[Records contained in a dataset]
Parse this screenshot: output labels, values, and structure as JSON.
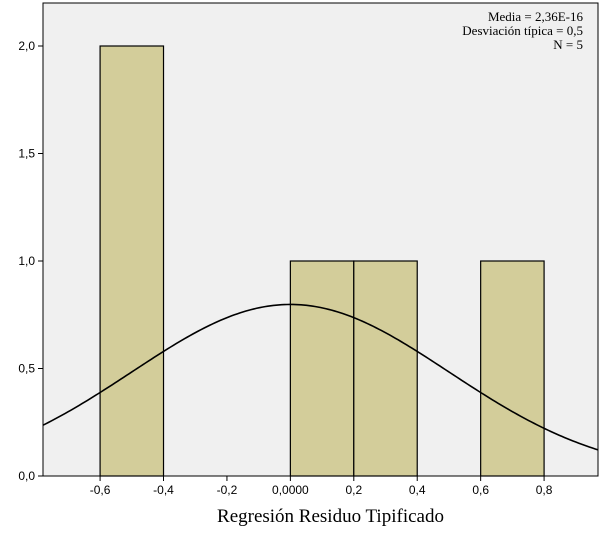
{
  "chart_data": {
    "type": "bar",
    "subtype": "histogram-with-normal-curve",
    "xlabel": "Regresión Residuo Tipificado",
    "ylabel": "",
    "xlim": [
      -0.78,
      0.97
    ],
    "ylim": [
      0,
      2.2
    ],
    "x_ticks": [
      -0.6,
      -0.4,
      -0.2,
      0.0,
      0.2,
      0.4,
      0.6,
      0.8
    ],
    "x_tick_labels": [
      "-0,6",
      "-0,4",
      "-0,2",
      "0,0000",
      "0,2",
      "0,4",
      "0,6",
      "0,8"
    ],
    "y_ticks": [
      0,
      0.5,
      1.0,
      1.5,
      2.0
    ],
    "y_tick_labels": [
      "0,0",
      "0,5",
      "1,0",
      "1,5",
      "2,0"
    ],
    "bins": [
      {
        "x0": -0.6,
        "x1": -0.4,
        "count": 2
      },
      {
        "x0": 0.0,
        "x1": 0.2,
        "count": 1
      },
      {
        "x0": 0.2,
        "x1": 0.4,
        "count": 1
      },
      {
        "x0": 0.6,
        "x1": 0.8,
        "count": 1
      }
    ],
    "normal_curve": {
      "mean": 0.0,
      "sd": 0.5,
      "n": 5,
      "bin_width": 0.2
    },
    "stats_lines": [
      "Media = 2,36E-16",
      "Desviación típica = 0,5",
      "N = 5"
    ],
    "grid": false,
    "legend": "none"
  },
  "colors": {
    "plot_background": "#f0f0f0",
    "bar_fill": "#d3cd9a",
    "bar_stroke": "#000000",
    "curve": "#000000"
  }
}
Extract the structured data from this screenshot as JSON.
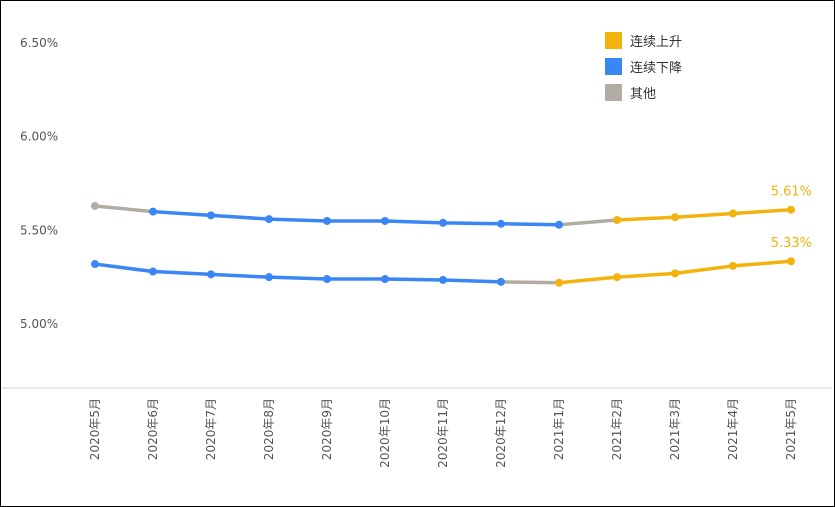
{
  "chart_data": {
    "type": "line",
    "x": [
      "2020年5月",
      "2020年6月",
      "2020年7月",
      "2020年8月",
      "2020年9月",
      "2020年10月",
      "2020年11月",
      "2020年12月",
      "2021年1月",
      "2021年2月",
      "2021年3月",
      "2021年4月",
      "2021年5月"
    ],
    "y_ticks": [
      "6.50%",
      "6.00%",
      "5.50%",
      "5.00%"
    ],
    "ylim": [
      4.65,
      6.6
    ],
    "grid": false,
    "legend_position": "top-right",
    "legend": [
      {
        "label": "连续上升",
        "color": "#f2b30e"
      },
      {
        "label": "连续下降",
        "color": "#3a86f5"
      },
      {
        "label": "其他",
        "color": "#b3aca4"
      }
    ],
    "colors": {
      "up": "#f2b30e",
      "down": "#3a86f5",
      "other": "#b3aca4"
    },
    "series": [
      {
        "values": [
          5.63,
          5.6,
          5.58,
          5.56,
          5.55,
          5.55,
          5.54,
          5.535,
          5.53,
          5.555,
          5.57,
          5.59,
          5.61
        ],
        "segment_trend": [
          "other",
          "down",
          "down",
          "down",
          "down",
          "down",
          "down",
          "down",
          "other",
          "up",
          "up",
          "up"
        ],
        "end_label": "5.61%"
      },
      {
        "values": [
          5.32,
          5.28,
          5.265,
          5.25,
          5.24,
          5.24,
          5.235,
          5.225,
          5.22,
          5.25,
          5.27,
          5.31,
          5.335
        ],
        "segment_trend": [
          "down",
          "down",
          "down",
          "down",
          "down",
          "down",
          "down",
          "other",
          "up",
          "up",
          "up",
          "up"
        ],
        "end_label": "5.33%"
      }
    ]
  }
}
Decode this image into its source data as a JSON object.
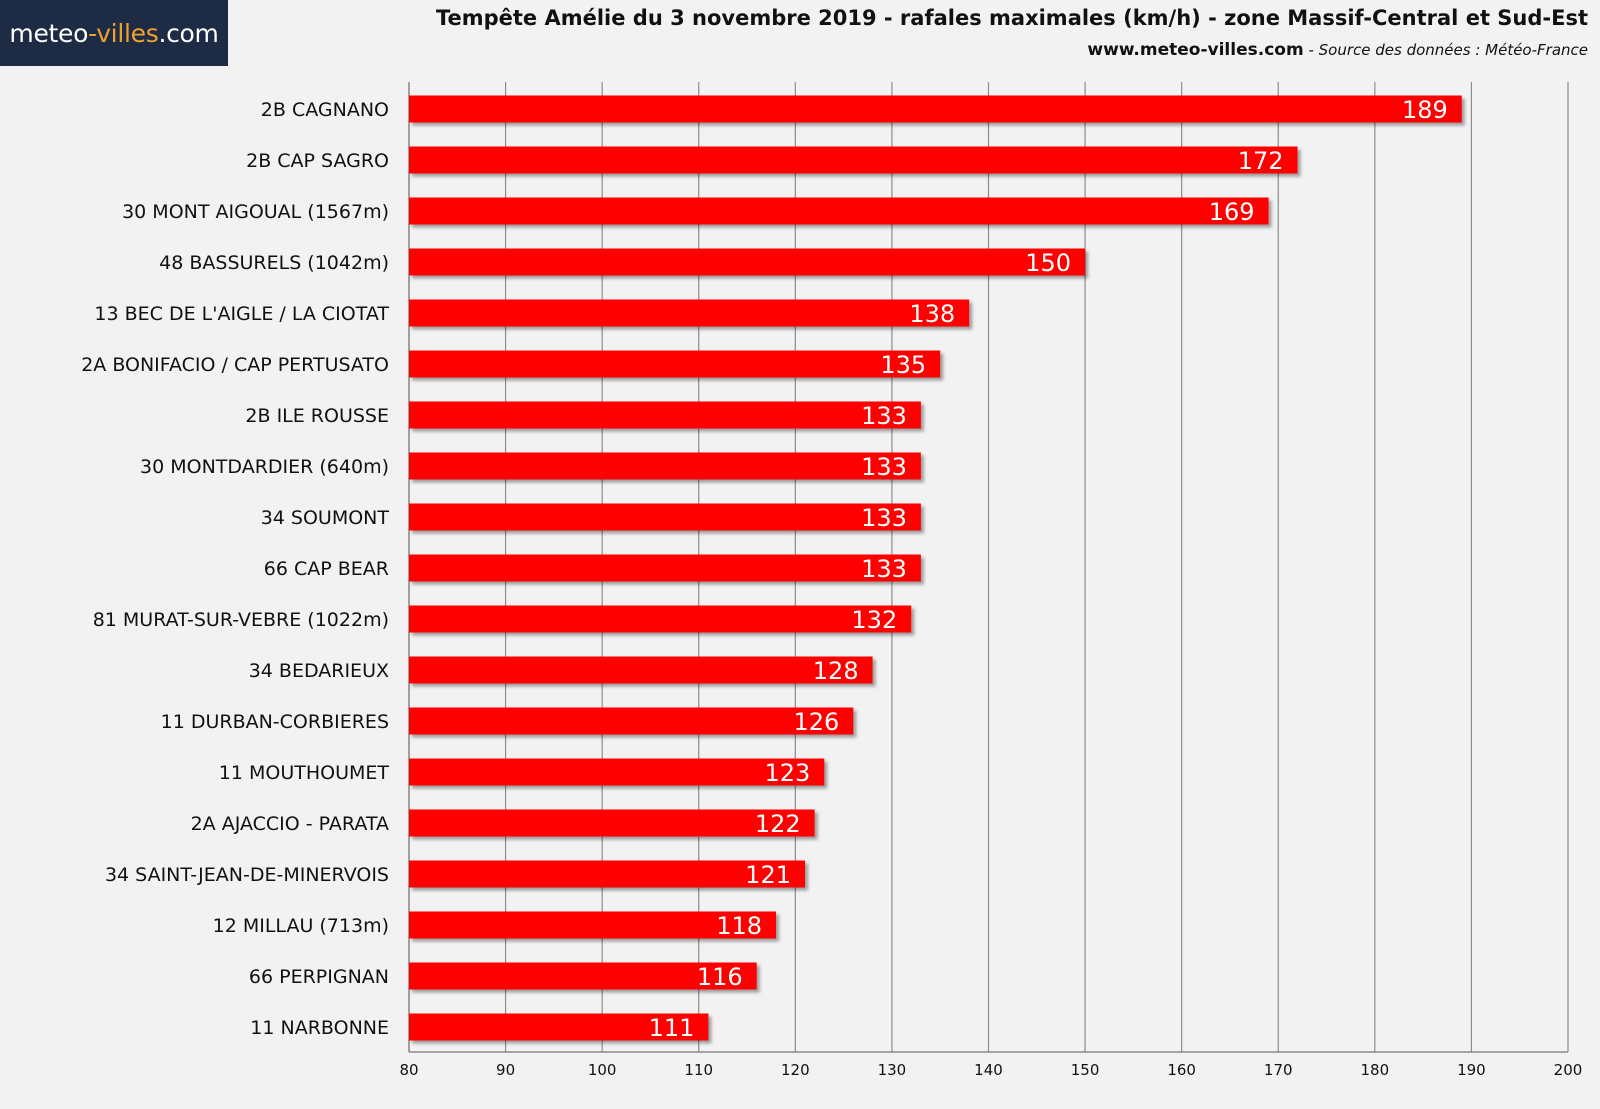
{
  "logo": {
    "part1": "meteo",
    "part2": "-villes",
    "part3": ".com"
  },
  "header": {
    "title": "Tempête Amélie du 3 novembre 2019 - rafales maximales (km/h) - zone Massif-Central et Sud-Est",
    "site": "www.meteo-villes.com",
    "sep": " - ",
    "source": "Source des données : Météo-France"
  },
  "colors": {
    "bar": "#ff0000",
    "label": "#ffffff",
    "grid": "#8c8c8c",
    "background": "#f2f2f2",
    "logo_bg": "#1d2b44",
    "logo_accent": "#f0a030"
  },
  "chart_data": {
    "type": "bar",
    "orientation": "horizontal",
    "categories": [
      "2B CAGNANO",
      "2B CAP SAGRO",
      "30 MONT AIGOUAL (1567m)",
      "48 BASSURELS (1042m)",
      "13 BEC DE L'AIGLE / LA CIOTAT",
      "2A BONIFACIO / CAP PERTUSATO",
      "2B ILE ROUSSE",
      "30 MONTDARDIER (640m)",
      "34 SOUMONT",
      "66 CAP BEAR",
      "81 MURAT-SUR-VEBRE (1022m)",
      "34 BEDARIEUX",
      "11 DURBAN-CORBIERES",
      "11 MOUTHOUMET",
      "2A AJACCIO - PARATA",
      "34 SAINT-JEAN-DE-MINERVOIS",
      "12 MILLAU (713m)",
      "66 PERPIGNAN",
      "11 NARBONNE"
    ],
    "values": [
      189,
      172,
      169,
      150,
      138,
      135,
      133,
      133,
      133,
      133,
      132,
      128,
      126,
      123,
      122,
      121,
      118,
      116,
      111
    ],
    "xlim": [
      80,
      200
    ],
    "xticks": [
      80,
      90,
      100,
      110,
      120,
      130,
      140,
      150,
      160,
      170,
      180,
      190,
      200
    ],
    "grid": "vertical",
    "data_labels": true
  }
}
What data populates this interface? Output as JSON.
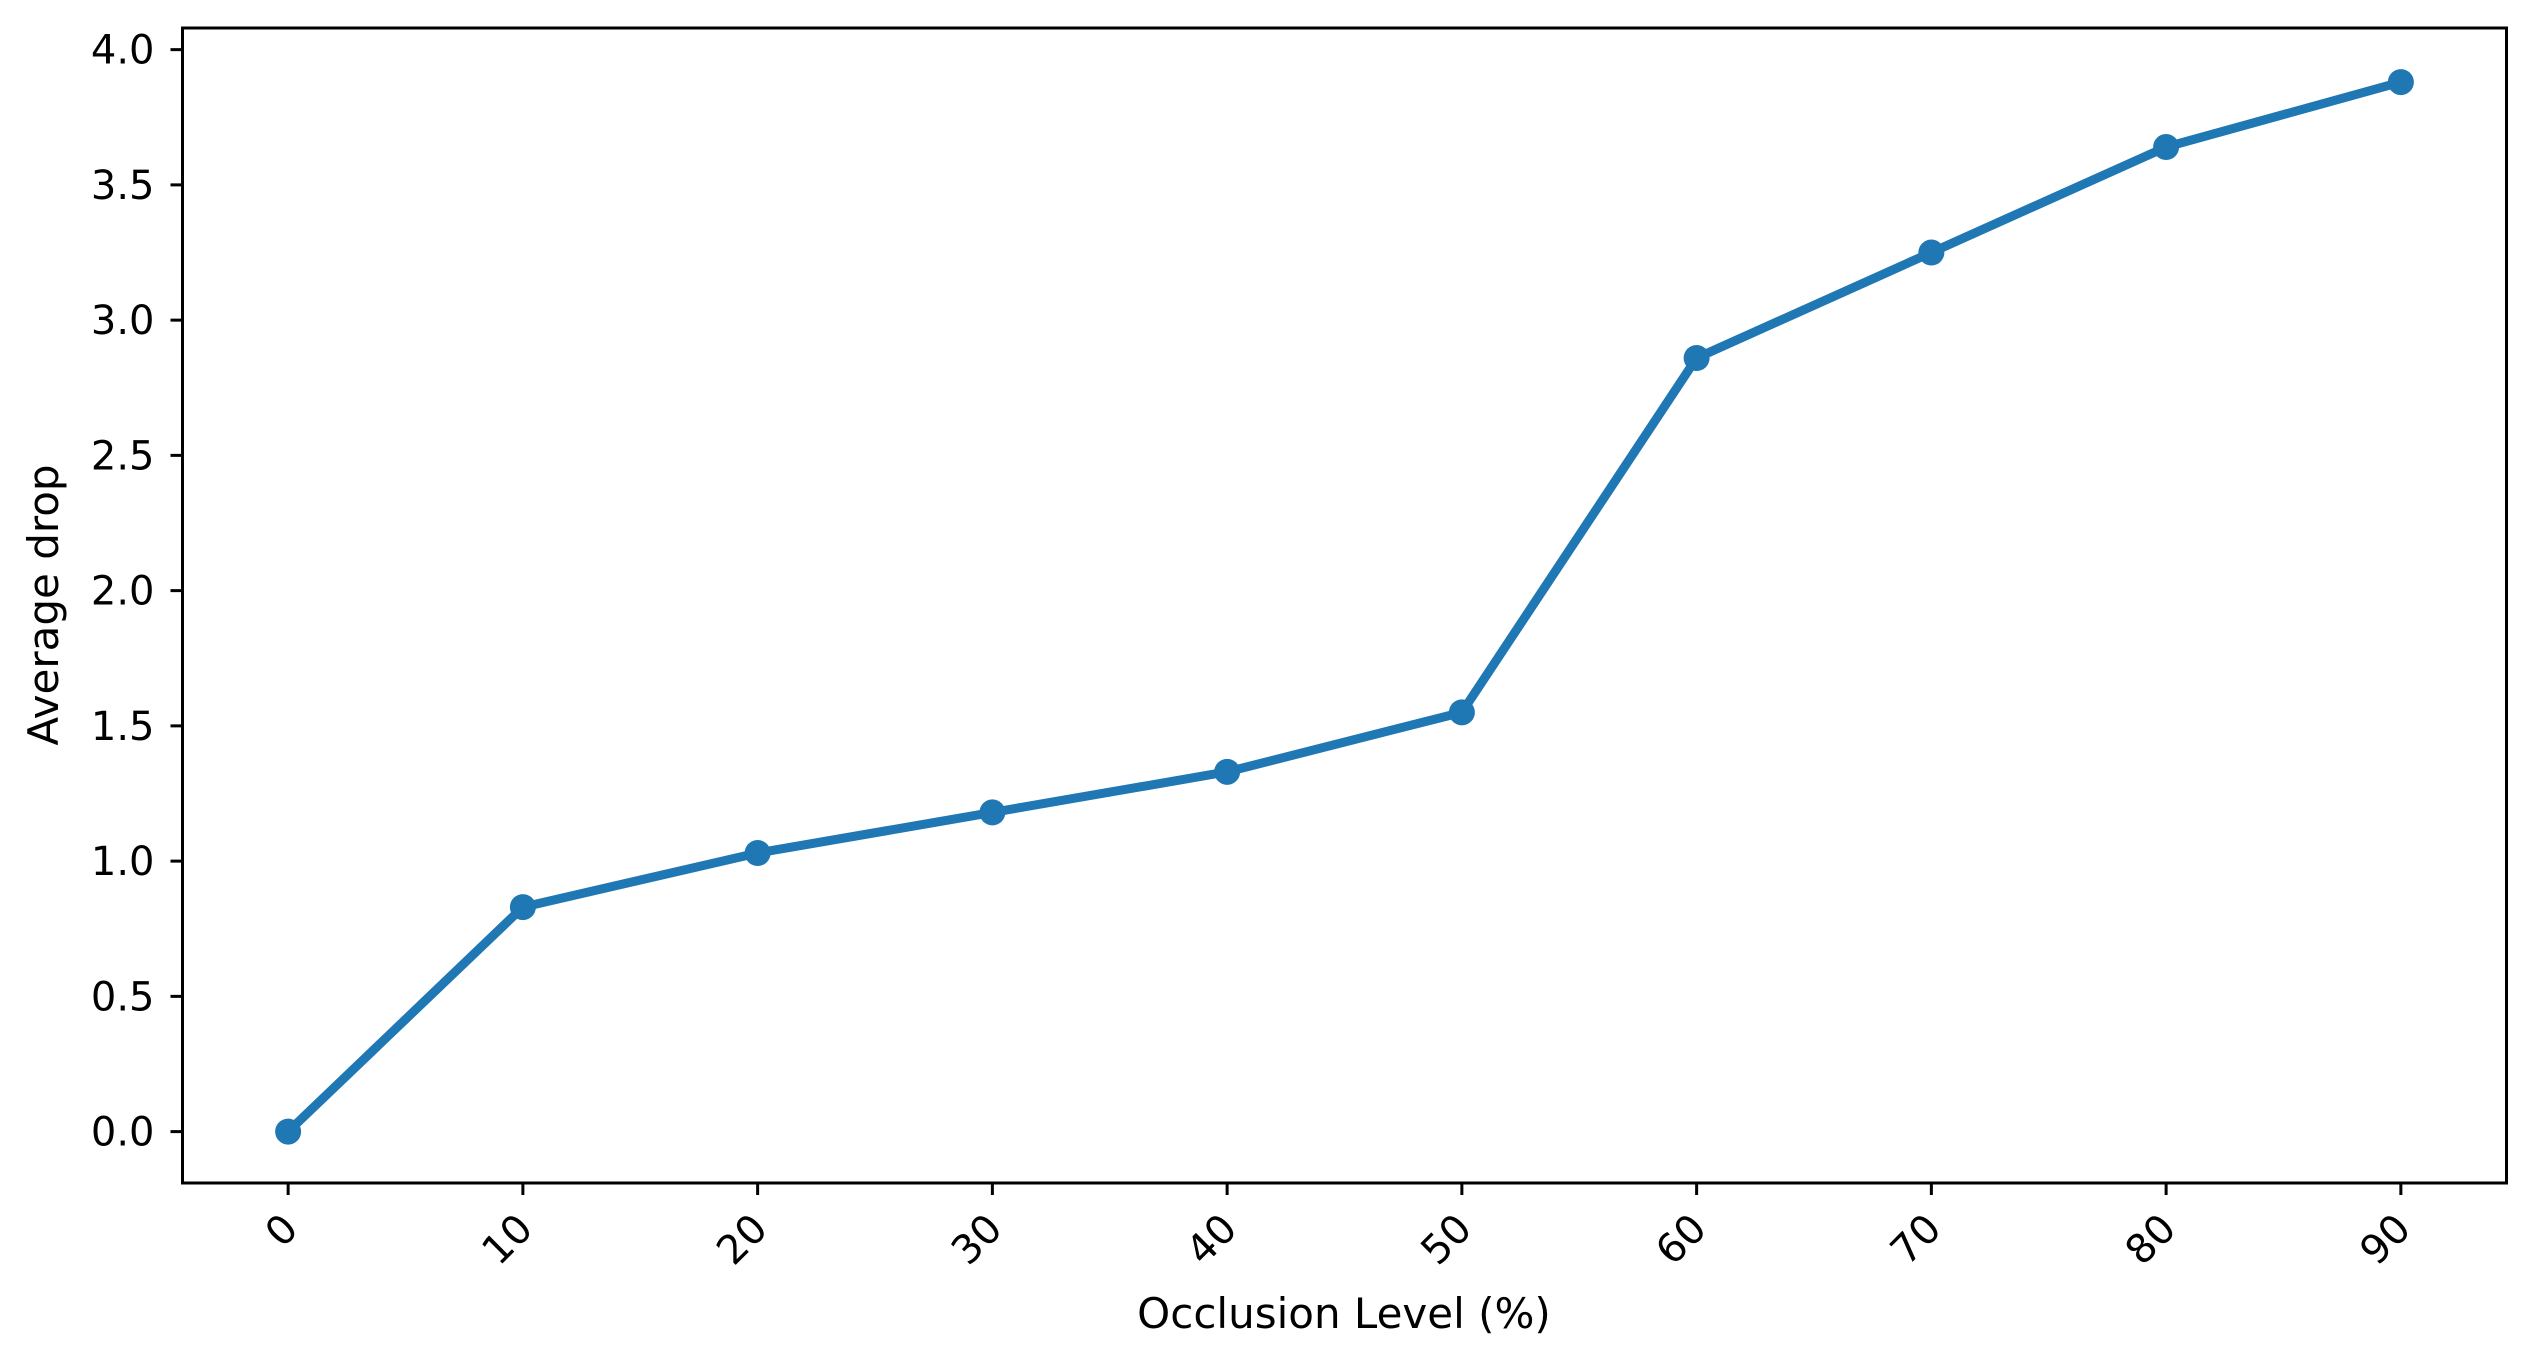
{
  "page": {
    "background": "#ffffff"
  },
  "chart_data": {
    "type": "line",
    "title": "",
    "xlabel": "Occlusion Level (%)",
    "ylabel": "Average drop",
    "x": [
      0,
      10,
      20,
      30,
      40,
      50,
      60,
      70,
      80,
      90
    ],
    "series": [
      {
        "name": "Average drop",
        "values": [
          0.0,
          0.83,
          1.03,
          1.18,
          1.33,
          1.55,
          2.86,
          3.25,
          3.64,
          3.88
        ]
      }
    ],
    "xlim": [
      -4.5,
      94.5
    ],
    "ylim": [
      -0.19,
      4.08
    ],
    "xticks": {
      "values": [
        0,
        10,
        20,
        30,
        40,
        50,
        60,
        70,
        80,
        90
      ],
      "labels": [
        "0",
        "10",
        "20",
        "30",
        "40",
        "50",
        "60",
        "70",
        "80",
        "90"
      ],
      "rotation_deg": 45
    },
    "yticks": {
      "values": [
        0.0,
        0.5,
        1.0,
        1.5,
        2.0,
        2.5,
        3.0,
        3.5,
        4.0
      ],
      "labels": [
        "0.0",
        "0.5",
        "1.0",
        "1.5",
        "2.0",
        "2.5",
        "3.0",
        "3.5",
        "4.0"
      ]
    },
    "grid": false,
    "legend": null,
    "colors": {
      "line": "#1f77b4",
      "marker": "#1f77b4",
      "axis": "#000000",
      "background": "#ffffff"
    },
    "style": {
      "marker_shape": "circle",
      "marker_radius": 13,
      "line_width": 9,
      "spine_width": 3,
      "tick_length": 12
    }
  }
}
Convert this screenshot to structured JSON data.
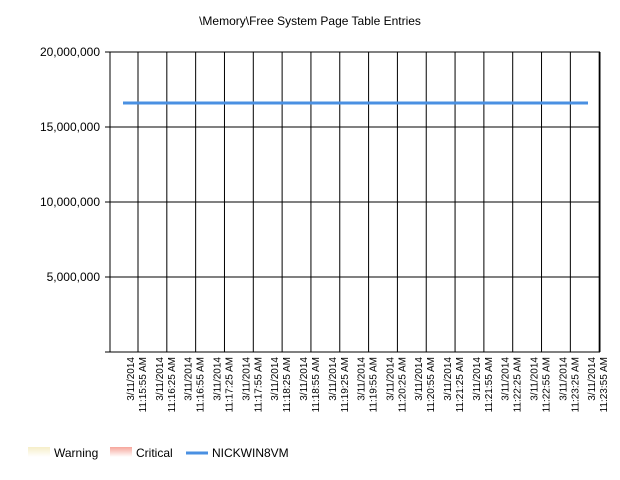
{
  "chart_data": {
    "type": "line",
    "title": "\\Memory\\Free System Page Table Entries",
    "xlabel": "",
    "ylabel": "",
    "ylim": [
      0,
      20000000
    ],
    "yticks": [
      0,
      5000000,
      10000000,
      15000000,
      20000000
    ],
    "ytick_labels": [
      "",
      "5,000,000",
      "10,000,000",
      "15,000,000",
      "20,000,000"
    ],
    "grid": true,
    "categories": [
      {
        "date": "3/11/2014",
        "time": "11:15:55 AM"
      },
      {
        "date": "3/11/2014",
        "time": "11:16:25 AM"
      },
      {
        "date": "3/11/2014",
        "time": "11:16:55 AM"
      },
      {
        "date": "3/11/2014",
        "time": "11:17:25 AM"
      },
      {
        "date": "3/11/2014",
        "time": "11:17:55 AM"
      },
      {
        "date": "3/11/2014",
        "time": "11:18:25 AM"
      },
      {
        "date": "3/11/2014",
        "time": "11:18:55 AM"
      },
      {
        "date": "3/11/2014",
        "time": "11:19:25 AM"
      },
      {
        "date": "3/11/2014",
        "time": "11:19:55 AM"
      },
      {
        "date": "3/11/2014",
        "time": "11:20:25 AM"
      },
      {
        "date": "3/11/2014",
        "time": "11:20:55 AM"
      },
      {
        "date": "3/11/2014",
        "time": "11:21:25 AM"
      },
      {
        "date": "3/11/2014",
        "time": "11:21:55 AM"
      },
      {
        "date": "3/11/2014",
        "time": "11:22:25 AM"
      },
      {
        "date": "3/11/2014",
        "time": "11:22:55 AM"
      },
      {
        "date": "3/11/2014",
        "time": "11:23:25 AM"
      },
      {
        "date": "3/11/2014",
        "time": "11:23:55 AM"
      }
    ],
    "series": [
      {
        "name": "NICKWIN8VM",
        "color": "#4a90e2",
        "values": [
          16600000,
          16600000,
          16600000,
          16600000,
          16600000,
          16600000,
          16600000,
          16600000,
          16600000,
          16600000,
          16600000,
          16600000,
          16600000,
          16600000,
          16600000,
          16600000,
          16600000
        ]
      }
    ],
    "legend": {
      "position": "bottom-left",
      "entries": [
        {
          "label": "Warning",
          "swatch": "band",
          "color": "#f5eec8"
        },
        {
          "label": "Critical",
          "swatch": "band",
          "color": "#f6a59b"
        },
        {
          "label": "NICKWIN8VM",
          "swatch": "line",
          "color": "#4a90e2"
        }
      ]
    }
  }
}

Exercise goal ▸
Using the records above, copy every line that has the word "Average" in it.

Expected output ▸
    "ylabel": "Average drop",
        "name": "Average drop",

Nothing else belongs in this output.